In the listing below, locate the line containing "Decode this chart: output"; reproduce that line and all lines that follow it, unchanged.

____ MATERIAL FOR THIS EXERCISE

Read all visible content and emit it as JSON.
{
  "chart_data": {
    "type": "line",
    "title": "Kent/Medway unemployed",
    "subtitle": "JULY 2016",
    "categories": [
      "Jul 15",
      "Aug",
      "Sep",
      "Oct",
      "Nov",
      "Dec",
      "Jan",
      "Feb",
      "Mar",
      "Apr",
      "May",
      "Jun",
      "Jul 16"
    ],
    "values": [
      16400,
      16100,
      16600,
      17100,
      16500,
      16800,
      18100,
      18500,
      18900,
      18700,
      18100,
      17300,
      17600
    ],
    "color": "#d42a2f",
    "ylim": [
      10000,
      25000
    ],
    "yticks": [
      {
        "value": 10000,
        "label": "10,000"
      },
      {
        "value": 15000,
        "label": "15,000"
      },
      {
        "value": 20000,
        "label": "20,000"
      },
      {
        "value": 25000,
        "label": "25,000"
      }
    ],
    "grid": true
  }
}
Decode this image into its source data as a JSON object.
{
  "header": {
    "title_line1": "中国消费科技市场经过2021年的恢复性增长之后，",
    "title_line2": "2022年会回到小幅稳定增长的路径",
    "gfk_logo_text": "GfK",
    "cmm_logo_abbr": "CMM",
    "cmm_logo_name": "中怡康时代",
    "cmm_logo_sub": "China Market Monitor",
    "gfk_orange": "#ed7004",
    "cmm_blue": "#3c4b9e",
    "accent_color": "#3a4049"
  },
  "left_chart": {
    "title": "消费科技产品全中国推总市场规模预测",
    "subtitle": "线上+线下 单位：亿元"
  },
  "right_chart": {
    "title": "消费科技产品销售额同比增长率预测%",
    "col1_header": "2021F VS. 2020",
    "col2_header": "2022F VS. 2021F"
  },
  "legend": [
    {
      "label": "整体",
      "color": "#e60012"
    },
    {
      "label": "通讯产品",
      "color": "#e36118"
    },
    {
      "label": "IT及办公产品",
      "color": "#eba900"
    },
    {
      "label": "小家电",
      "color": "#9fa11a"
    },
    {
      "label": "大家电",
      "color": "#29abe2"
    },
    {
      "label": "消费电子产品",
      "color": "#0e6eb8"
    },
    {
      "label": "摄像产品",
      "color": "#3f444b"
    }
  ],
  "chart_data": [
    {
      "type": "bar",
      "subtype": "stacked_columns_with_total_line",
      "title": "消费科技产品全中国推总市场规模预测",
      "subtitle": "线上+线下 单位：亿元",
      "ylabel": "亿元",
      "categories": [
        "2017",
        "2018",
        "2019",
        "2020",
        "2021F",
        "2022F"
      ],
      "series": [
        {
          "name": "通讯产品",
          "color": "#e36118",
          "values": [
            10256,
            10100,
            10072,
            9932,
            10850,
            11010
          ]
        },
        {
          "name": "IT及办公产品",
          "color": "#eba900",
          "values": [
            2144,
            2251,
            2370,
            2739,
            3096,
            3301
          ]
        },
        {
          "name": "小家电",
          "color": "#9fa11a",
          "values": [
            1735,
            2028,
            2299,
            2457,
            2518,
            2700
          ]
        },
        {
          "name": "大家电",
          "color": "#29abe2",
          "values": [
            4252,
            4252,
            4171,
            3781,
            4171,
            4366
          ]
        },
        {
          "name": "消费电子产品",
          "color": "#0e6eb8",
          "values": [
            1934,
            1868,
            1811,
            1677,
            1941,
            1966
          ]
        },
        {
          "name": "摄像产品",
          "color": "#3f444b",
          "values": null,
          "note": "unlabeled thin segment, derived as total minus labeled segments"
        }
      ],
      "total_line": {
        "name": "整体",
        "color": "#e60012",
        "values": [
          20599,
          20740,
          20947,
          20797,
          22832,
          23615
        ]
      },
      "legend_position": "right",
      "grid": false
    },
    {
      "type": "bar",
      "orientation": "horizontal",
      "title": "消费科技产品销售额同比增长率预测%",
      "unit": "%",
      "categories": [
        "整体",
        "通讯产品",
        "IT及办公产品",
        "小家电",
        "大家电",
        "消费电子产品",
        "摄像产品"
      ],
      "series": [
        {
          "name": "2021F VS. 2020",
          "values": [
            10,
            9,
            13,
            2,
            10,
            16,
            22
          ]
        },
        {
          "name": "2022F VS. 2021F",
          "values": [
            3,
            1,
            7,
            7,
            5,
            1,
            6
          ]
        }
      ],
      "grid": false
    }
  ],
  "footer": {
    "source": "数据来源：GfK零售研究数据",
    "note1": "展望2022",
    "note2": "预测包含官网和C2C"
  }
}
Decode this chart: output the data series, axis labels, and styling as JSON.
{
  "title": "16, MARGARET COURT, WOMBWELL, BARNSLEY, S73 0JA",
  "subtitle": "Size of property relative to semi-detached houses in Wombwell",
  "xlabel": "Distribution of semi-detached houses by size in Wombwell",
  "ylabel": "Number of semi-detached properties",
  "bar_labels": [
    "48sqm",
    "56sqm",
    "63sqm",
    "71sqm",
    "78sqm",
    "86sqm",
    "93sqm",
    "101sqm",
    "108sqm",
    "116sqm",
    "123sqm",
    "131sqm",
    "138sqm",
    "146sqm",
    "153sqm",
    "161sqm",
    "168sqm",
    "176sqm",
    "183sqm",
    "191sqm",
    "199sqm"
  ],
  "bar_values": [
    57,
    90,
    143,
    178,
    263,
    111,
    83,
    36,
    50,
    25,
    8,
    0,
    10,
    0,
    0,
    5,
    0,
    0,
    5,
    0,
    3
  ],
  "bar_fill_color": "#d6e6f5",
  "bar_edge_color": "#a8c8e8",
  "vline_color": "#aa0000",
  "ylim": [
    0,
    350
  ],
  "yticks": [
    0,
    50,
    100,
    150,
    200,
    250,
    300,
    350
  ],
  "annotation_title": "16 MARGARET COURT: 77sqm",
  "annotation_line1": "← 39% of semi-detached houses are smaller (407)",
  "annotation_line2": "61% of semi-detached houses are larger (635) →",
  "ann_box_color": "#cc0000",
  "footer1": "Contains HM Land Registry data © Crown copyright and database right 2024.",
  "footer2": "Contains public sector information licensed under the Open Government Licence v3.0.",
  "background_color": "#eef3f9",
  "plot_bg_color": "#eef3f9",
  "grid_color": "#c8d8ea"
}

________

▶ [THE RESULT]:
Decode this chart: output the data series, axis labels, and styling as JSON.
{
  "title": "16, MARGARET COURT, WOMBWELL, BARNSLEY, S73 0JA",
  "subtitle": "Size of property relative to semi-detached houses in Wombwell",
  "xlabel": "Distribution of semi-detached houses by size in Wombwell",
  "ylabel": "Number of semi-detached properties",
  "bar_labels": [
    "48sqm",
    "56sqm",
    "63sqm",
    "71sqm",
    "78sqm",
    "86sqm",
    "93sqm",
    "101sqm",
    "108sqm",
    "116sqm",
    "123sqm",
    "131sqm",
    "138sqm",
    "146sqm",
    "153sqm",
    "161sqm",
    "168sqm",
    "176sqm",
    "183sqm",
    "191sqm",
    "199sqm"
  ],
  "bar_values": [
    57,
    90,
    143,
    178,
    263,
    111,
    83,
    36,
    50,
    25,
    8,
    0,
    10,
    0,
    0,
    5,
    0,
    0,
    5,
    0,
    3
  ],
  "bar_fill_color": "#d6e6f5",
  "bar_edge_color": "#a8c8e8",
  "vline_color": "#aa0000",
  "ylim": [
    0,
    350
  ],
  "yticks": [
    0,
    50,
    100,
    150,
    200,
    250,
    300,
    350
  ],
  "annotation_title": "16 MARGARET COURT: 77sqm",
  "annotation_line1": "← 39% of semi-detached houses are smaller (407)",
  "annotation_line2": "61% of semi-detached houses are larger (635) →",
  "ann_box_color": "#cc0000",
  "footer1": "Contains HM Land Registry data © Crown copyright and database right 2024.",
  "footer2": "Contains public sector information licensed under the Open Government Licence v3.0.",
  "background_color": "#eef3f9",
  "plot_bg_color": "#eef3f9",
  "grid_color": "#c8d8ea"
}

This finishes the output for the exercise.